§ Testo dell'esercizio
Per comprendere l’immensità della questione e le infinite implicazioni psicologiche e sociali, basti pensare che ancora oggi la scienza non è in grado di affermare con assoluta certezza quale sia l’origine dell’omosessualità, fino a pochi anni fa considerata una patologia dal OMS. Basti pensare, quindi, che chiunque dia per certo che si nasce omosessuali, o che lo si diventi in seguito a un trauma, al tipo di educazione ricevuta, alle cure eccessive di una madre… menta, sapendo di mentire. Pensiamo quindi, a partire da questo, quanto sia stata banalizzata e semplificata ai limiti della decenza una tematica così delicata, intima ma allo stesso tempo universale quanto l’identità di genere e tutte le implicazioni che riconoscersi possa avere nella vita di ogni essere umano.
Sull’importanza delle parole, delle definizioni che però non sono etichette, si è concentrata buona parte degli interventi. Perché le parole sono importanti, tanto quanto le definizioni che contengono. E già la scelta del titolo è emblematica perché, se in Italia Queer sta a racchiudere un po’ tutto quello c’è di più colorato e libero nel mondo LGBTQ⁺, nel mondo anglofono il termine ha un’accezione decisamente più negativa e discriminatoria.

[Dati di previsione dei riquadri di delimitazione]
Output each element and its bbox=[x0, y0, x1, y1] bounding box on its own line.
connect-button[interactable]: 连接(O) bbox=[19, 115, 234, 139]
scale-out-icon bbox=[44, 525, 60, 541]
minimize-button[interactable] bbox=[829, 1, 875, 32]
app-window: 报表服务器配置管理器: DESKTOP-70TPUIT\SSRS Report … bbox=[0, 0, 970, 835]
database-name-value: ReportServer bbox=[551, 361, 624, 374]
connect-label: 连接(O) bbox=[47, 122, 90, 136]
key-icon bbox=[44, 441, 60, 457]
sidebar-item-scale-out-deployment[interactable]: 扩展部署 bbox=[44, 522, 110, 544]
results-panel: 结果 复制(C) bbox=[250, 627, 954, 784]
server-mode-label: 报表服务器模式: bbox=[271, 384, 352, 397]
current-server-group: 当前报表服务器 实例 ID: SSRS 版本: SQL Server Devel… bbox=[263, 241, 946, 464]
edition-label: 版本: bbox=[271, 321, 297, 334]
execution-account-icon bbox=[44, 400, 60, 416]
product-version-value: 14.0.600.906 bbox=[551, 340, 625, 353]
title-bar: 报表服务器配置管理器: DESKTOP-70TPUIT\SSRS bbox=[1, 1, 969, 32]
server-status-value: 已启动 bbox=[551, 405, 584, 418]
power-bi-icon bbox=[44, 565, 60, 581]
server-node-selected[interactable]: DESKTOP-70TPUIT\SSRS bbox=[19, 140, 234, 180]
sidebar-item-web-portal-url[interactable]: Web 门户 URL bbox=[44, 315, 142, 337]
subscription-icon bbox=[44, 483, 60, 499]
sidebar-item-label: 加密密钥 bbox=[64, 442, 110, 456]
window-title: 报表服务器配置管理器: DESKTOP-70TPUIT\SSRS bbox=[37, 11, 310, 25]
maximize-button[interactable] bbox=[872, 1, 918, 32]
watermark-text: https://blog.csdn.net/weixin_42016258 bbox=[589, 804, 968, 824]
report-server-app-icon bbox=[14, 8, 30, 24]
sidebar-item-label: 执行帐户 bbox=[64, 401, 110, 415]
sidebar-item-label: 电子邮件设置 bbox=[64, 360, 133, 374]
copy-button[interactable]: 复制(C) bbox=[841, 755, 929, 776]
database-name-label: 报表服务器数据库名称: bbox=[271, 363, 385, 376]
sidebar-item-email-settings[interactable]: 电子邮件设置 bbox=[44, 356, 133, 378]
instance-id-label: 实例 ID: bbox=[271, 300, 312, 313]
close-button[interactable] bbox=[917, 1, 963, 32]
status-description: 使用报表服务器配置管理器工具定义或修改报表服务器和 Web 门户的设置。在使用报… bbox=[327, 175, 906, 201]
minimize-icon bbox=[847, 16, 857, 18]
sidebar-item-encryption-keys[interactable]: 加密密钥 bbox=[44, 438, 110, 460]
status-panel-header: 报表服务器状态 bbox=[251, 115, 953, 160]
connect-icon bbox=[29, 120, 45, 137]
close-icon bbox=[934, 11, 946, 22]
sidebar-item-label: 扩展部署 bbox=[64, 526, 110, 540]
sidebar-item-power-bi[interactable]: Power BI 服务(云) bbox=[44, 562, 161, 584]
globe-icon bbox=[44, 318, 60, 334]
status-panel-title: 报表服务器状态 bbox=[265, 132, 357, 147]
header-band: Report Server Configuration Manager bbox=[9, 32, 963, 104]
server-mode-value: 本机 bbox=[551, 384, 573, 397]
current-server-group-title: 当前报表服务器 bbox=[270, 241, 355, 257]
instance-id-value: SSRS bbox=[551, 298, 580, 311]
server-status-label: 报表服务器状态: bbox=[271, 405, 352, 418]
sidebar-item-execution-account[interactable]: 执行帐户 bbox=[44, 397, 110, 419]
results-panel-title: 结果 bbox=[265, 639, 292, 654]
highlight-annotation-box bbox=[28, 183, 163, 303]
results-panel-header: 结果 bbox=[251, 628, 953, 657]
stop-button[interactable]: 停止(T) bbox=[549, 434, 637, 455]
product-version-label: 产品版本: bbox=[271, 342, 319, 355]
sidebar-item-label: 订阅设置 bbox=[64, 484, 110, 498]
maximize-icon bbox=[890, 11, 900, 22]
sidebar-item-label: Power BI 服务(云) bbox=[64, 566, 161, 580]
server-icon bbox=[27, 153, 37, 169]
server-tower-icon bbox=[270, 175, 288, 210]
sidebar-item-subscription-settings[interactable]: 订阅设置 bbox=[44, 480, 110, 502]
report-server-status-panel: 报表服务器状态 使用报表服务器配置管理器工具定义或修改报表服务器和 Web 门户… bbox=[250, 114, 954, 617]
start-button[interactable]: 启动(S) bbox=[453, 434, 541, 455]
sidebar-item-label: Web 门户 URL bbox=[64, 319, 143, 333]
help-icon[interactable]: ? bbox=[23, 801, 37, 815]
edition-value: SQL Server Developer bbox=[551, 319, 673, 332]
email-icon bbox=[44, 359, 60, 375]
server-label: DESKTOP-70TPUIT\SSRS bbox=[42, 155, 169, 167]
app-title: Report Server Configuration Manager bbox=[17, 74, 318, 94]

§ Obiettivo dell'esercizio
Scrivi il seguito del testo sull'identità di genere e sul peso delle parole, riprendendo subito dopo l'ultima frase riportata.

§ Esito del compito
Ecco, quindi, l’importanza di un evento come questo, di un confronto come quello tra l’approccio lucidamente accademico del prof Drescher e quello dichiaratamente militante della presentazione “frocia” del professor Bernini. Ecco, quindi il valore ultimo di un appuntamento unico nel suo genere, che accende un faro di informazione sana, spogliata da ogni idea pruriginosa, che parla con le parole di una scienza che per prima si è messa fortemente in discussione. Che parla di teorie e non di certezze, di persone e non di pazienti, di pronomi e non (solo) di cromosomi. Un evento, quello di “InsideQueer” che porta i ragazzi delle scuole ad ascoltare senza filtri i nomi propri degli organi genitali, che prova a spiegare loro cosa è l’identità di genere, che afferma che ognuna delle condizioni possibili è giusta, perché l’errore finora è stato a monte: due generi, maschio e femmina, non sono abbasta.
Ma l’importanza di InsideQueer è ben altro, perché l’evento arriva, casualmente, a pochi giorni dalle vergognose contestazioni omofobe durante la proiezioni de “Il ragazzo con i pantaloni rosa” e al divieto, da parte di alcune scuole italiane, di valutare la possibilità di proiettare la pellicola negli istituti. Arriva, quindi, durante l’ennesima conferma che l’omotransfobia in Italia non solo è viva, ma è ancora ovunque, in tutte le età, in tutti i ruoli, ceti sociali, pertugi della nostra società.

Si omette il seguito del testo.